### AVAILABLE DATA
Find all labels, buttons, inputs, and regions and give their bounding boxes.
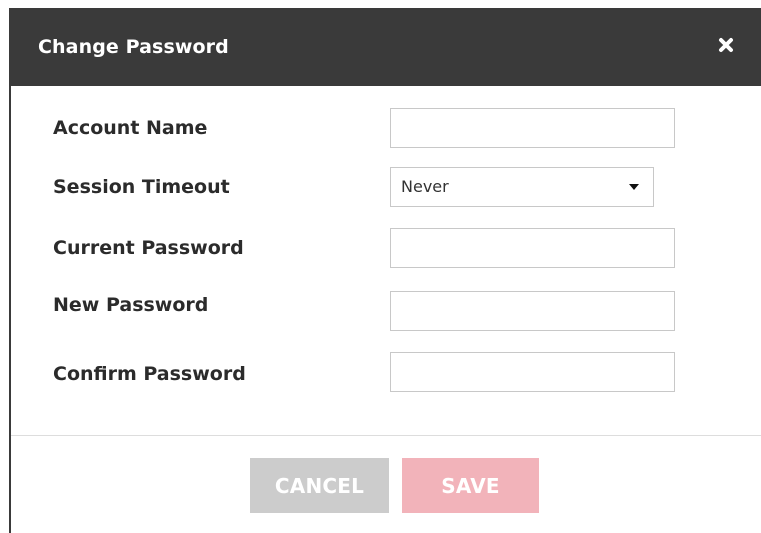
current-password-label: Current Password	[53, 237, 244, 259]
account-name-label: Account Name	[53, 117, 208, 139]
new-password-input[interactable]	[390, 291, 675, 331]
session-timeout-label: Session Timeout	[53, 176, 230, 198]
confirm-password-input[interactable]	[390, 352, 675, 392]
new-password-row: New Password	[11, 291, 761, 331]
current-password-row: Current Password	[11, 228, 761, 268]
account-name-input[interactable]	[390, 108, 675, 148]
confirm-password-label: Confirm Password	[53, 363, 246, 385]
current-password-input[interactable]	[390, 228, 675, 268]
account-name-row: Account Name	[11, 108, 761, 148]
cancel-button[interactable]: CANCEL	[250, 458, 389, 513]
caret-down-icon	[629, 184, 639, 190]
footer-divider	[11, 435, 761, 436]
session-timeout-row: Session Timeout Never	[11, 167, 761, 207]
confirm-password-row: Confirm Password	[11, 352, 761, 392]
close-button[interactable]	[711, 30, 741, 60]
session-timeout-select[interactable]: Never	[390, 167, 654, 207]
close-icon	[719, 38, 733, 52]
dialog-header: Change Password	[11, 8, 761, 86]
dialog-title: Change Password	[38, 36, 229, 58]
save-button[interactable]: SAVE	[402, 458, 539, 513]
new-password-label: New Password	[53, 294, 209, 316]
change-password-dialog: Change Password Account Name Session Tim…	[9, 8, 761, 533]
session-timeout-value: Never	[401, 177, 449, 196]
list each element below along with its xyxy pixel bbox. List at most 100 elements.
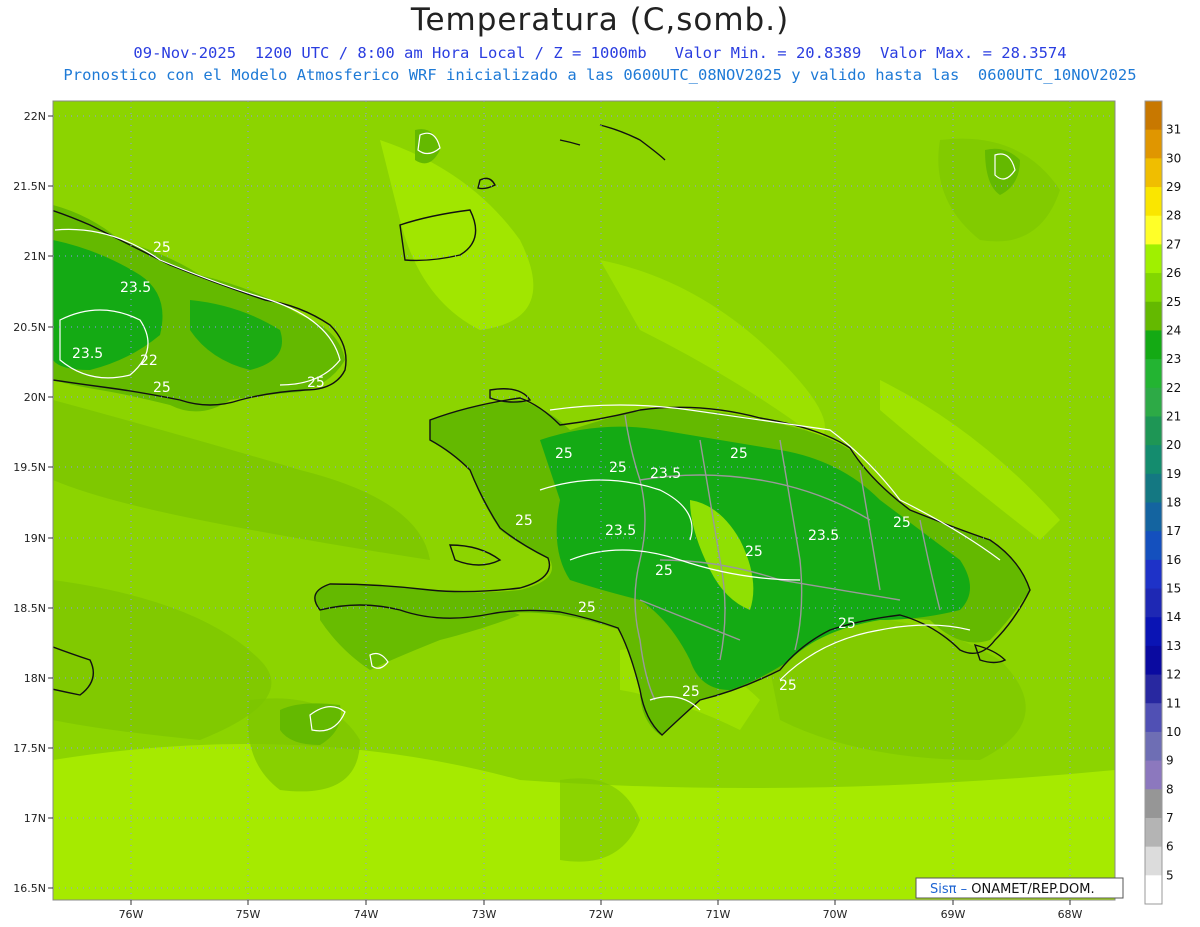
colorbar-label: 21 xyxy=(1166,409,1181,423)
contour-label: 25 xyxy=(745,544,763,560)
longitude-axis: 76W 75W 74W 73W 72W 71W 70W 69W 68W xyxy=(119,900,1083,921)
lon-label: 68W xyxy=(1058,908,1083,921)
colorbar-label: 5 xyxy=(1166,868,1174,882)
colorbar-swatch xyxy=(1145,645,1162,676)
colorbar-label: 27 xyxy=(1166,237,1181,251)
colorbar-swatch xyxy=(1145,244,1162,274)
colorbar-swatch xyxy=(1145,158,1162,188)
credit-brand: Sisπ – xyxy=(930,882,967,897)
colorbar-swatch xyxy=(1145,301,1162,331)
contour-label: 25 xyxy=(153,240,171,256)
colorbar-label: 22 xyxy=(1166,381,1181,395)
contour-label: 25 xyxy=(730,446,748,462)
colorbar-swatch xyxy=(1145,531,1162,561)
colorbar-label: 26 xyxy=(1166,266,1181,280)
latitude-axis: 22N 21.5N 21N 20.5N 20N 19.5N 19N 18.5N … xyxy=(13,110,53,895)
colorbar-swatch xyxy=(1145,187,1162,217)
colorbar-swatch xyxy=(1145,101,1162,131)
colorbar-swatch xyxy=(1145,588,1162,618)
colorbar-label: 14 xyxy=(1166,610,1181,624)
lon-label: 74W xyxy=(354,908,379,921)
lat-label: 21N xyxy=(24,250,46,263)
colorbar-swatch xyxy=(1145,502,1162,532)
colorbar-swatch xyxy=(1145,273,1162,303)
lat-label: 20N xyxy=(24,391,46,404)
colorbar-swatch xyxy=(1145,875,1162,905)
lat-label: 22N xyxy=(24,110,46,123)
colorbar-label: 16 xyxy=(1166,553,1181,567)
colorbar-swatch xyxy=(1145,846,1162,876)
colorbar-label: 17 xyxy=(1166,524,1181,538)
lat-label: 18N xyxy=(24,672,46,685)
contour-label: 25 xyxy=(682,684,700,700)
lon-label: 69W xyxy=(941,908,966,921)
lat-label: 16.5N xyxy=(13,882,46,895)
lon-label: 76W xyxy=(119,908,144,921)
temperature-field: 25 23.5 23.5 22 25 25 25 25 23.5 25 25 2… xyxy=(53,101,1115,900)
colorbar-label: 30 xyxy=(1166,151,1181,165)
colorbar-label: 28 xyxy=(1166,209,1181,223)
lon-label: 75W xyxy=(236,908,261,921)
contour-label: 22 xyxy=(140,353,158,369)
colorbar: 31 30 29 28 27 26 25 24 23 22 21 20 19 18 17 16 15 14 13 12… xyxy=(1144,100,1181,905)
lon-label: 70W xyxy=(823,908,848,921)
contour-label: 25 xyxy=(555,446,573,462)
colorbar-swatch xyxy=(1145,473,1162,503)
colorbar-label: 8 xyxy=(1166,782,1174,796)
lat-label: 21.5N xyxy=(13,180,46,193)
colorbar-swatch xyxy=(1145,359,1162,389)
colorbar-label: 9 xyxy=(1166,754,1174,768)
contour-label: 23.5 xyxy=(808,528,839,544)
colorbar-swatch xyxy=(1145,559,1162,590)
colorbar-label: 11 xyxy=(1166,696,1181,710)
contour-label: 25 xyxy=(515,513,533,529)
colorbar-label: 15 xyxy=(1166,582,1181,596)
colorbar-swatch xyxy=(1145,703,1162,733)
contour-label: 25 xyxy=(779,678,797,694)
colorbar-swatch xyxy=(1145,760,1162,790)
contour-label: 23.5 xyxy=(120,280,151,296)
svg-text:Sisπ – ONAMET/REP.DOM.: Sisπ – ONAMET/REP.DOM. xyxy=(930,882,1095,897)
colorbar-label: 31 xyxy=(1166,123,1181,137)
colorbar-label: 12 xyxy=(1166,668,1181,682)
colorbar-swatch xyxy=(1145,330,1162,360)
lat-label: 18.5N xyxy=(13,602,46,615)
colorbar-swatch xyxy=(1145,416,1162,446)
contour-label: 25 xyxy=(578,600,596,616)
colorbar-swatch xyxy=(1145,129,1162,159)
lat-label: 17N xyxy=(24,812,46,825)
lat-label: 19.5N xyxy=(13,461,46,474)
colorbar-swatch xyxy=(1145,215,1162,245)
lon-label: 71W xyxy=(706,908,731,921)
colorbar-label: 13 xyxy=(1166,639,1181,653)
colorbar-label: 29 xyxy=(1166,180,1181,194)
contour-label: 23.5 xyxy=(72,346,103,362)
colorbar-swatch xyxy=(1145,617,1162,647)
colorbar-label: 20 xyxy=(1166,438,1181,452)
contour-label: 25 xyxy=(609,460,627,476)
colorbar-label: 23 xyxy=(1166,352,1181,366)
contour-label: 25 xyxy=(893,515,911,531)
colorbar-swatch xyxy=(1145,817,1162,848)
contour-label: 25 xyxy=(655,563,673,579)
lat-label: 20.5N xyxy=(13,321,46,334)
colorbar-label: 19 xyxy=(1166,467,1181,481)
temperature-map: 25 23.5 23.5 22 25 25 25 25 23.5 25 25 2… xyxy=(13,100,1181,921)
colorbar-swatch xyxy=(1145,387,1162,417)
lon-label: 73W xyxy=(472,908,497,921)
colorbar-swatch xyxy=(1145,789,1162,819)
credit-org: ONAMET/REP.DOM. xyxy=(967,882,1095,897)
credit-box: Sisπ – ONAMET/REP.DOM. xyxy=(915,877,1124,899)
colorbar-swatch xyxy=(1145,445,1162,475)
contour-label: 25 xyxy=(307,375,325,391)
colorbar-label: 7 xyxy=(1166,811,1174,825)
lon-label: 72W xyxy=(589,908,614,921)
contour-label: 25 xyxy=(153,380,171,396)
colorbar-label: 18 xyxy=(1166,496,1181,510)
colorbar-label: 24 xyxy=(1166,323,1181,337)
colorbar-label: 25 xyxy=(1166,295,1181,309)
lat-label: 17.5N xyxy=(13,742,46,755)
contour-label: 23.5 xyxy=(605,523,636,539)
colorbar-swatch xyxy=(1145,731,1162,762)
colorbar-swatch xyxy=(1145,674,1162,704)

### CHALLENGE
Copy the listing lines without changes, starting at the line that contains "colorbar-label: 21 xyxy=(1166,409,1181,423)" and stopping after the line that contains "colorbar-label: 22 xyxy=(1166,381,1181,395)".

### FINAL RESULT
colorbar-label: 21 xyxy=(1166,409,1181,423)
contour-label: 25 xyxy=(745,544,763,560)
longitude-axis: 76W 75W 74W 73W 72W 71W 70W 69W 68W xyxy=(119,900,1083,921)
lon-label: 68W xyxy=(1058,908,1083,921)
colorbar-label: 5 xyxy=(1166,868,1174,882)
colorbar-swatch xyxy=(1145,645,1162,676)
colorbar-label: 27 xyxy=(1166,237,1181,251)
colorbar-swatch xyxy=(1145,244,1162,274)
colorbar-swatch xyxy=(1145,158,1162,188)
credit-brand: Sisπ – xyxy=(930,882,967,897)
colorbar-swatch xyxy=(1145,301,1162,331)
contour-label: 25 xyxy=(153,240,171,256)
colorbar-label: 22 xyxy=(1166,381,1181,395)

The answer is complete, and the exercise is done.